WORK TO COMPLETE »
Search the records that follow and extract every line containing the string "didn".
--- --- ---
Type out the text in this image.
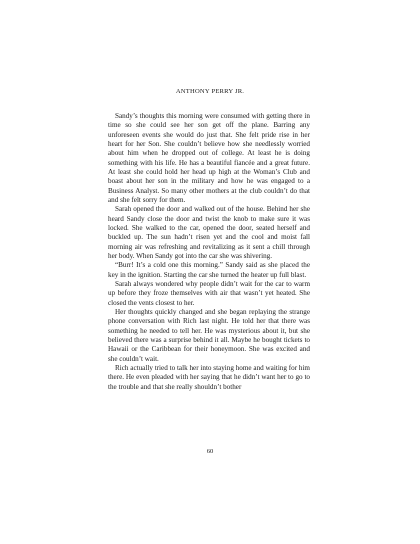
ANTHONY PERRY JR.

Sandy’s thoughts this morning were consumed with getting there in time so she could see her son get off the plane. Barring any unforeseen events she would do just that. She felt pride rise in her heart for her Son. She couldn’t believe how she needlessly worried about him when he dropped out of college. At least he is doing something with his life. He has a beautiful fiancée and a great future. At least she could hold her head up high at the Woman’s Club and boast about her son in the military and how he was engaged to a Business Analyst. So many other mothers at the club couldn’t do that and she felt sorry for them.

Sarah opened the door and walked out of the house. Behind her she heard Sandy close the door and twist the knob to make sure it was locked. She walked to the car, opened the door, seated herself and buckled up. The sun hadn’t risen yet and the cool and moist fall morning air was refreshing and revitalizing as it sent a chill through her body. When Sandy got into the car she was shivering.

“Burr! It’s a cold one this morning.” Sandy said as she placed the key in the ignition. Starting the car she turned the heater up full blast.

Sarah always wondered why people didn’t wait for the car to warm up before they froze themselves with air that wasn’t yet heated. She closed the vents closest to her.

Her thoughts quickly changed and she began replaying the strange phone conversation with Rich last night. He told her that there was something he needed to tell her. He was mysterious about it, but she believed there was a surprise behind it all. Maybe he bought tickets to Hawaii or the Caribbean for their honeymoon. She was excited and she couldn’t wait.

Rich actually tried to talk her into staying home and waiting for him there. He even pleaded with her saying that he didn’t want her to go to the trouble and that she really shouldn’t bother

60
--- --- ---
RESULT FOR THIS TASK »
Sarah always wondered why people didn’t wait for the car to warm up before they froze themselves with air that wasn’t yet heated. She closed the vents closest to her.
Rich actually tried to talk her into staying home and waiting for him there. He even pleaded with her saying that he didn’t want her to go to the trouble and that she really shouldn’t bother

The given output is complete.